*Work to complete*: Copy out the listing in full, exactly as written, but not its pictures.

Stored entries:

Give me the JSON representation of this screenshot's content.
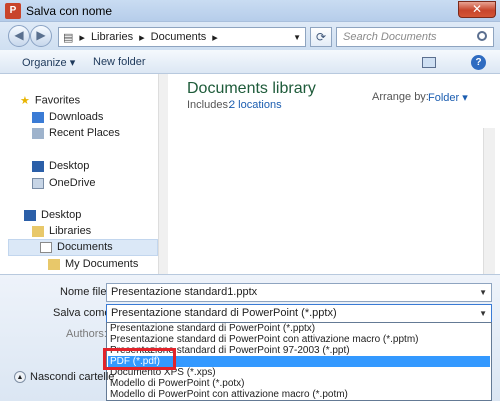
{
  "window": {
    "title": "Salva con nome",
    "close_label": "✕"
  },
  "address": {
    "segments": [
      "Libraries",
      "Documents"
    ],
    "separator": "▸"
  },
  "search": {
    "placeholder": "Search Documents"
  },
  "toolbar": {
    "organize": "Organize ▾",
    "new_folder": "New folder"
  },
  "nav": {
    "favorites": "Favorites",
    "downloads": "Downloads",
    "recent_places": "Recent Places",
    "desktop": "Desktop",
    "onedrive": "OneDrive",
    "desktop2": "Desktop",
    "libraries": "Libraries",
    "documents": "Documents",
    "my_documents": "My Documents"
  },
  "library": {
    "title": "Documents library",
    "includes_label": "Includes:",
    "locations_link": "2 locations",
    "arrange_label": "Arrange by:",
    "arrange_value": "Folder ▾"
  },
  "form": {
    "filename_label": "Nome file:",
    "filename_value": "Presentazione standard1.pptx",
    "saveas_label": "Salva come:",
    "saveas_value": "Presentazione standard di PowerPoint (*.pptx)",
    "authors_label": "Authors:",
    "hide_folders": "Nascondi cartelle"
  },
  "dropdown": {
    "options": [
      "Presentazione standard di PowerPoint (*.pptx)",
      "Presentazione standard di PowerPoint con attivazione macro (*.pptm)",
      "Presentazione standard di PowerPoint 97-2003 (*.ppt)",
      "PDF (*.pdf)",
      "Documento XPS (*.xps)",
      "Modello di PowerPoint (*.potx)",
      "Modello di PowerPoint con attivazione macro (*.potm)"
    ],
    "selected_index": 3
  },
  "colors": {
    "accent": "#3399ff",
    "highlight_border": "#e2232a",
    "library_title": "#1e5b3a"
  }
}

*Complete output*:
Give me the JSON representation of this screenshot's content.
{
  "window": {
    "title": "Salva con nome",
    "close_label": "✕"
  },
  "address": {
    "segments": [
      "Libraries",
      "Documents"
    ],
    "separator": "▸"
  },
  "search": {
    "placeholder": "Search Documents"
  },
  "toolbar": {
    "organize": "Organize ▾",
    "new_folder": "New folder"
  },
  "nav": {
    "favorites": "Favorites",
    "downloads": "Downloads",
    "recent_places": "Recent Places",
    "desktop": "Desktop",
    "onedrive": "OneDrive",
    "desktop2": "Desktop",
    "libraries": "Libraries",
    "documents": "Documents",
    "my_documents": "My Documents"
  },
  "library": {
    "title": "Documents library",
    "includes_label": "Includes:",
    "locations_link": "2 locations",
    "arrange_label": "Arrange by:",
    "arrange_value": "Folder ▾"
  },
  "form": {
    "filename_label": "Nome file:",
    "filename_value": "Presentazione standard1.pptx",
    "saveas_label": "Salva come:",
    "saveas_value": "Presentazione standard di PowerPoint (*.pptx)",
    "authors_label": "Authors:",
    "hide_folders": "Nascondi cartelle"
  },
  "dropdown": {
    "options": [
      "Presentazione standard di PowerPoint (*.pptx)",
      "Presentazione standard di PowerPoint con attivazione macro (*.pptm)",
      "Presentazione standard di PowerPoint 97-2003 (*.ppt)",
      "PDF (*.pdf)",
      "Documento XPS (*.xps)",
      "Modello di PowerPoint (*.potx)",
      "Modello di PowerPoint con attivazione macro (*.potm)"
    ],
    "selected_index": 3
  },
  "colors": {
    "accent": "#3399ff",
    "highlight_border": "#e2232a",
    "library_title": "#1e5b3a"
  }
}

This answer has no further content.